SHORT EXERCISE
Render the material again word for word, skipping the pictures in it.

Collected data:
Begin

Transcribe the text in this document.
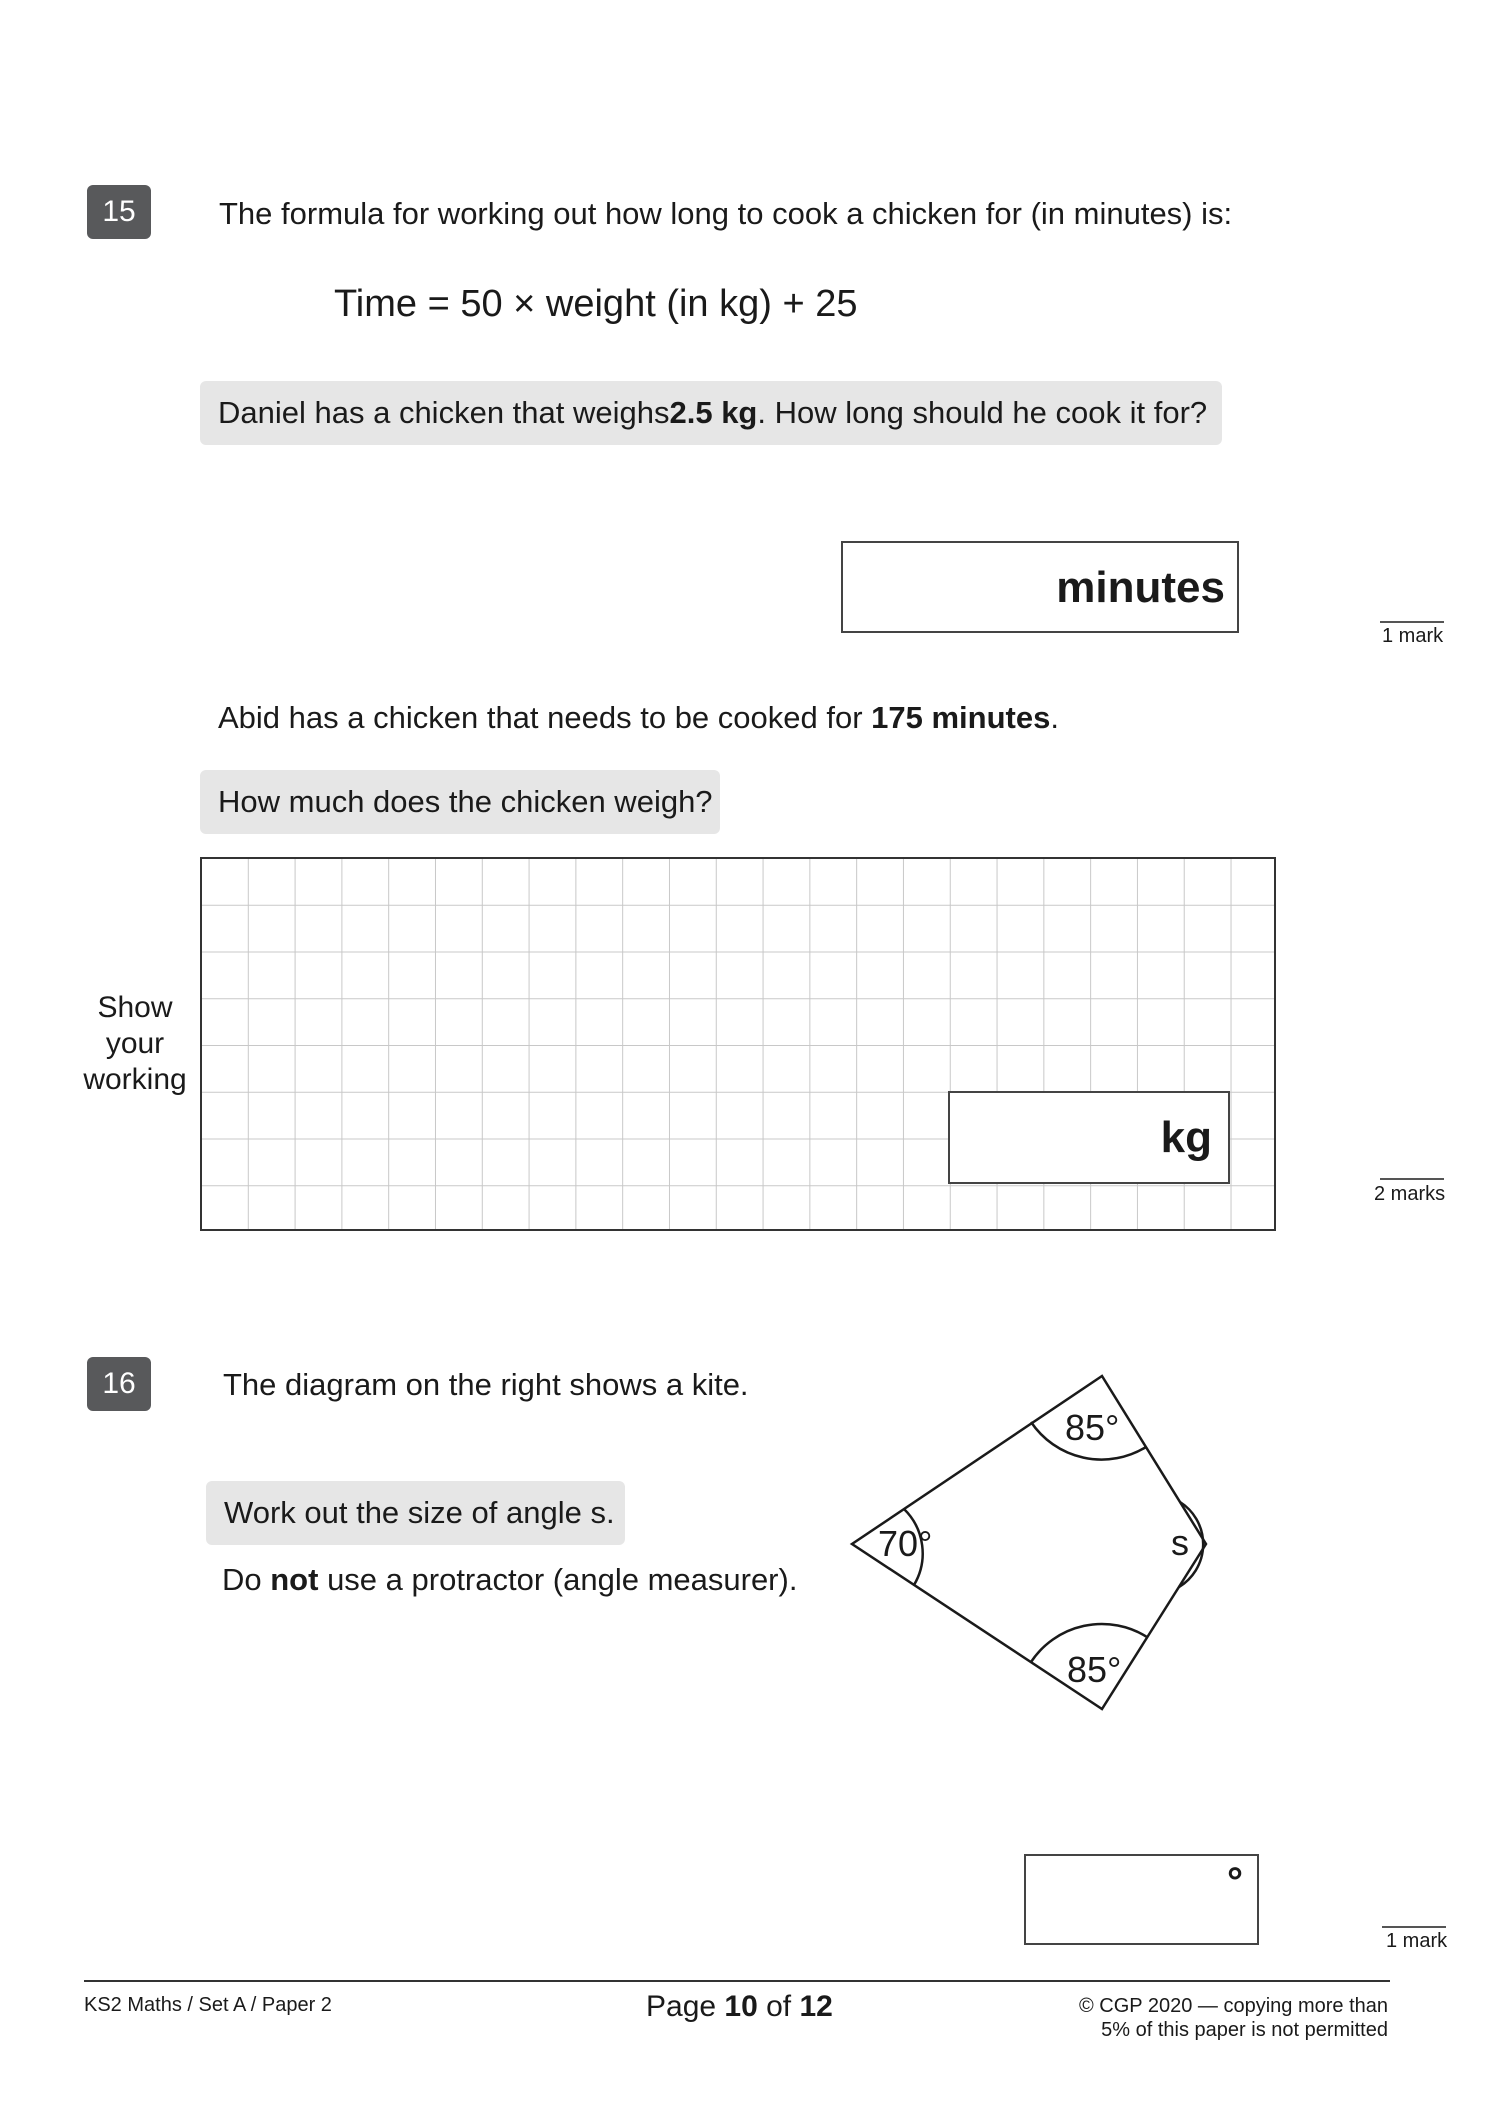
15	The formula for working out how long to cook a chicken for (in minutes) is:
Time = 50 × weight (in kg) + 25
Daniel has a chicken that weighs 2.5 kg . How long should he cook it for?
minutes
1 mark
Abid has a chicken that needs to be cooked for 175 minutes.
How much does the chicken weigh?
Show
your
working
kg
2 marks
16	The diagram on the right shows a kite.
Work out the size of angle s.
Do not use a protractor (angle measurer).
85°
70°	s
85°
°
1 mark
KS2 Maths / Set A / Paper 2	Page 10 of 12	© CGP 2020 — copying more than
5% of this paper is not permitted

End

WRITTEN SOLUTION
Transcribe the text in this document.
15	The formula for working out how long to cook a chicken for (in minutes) is:
Time = 50 × weight (in kg) + 25
Daniel has a chicken that weighs 2.5 kg . How long should he cook it for?
minutes
1 mark
Abid has a chicken that needs to be cooked for 175 minutes.
How much does the chicken weigh?
Show
your
working
kg
2 marks
16	The diagram on the right shows a kite.
Work out the size of angle s.
Do not use a protractor (angle measurer).
85°
70°	s
85°
°
1 mark
KS2 Maths / Set A / Paper 2	Page 10 of 12	© CGP 2020 — copying more than
5% of this paper is not permitted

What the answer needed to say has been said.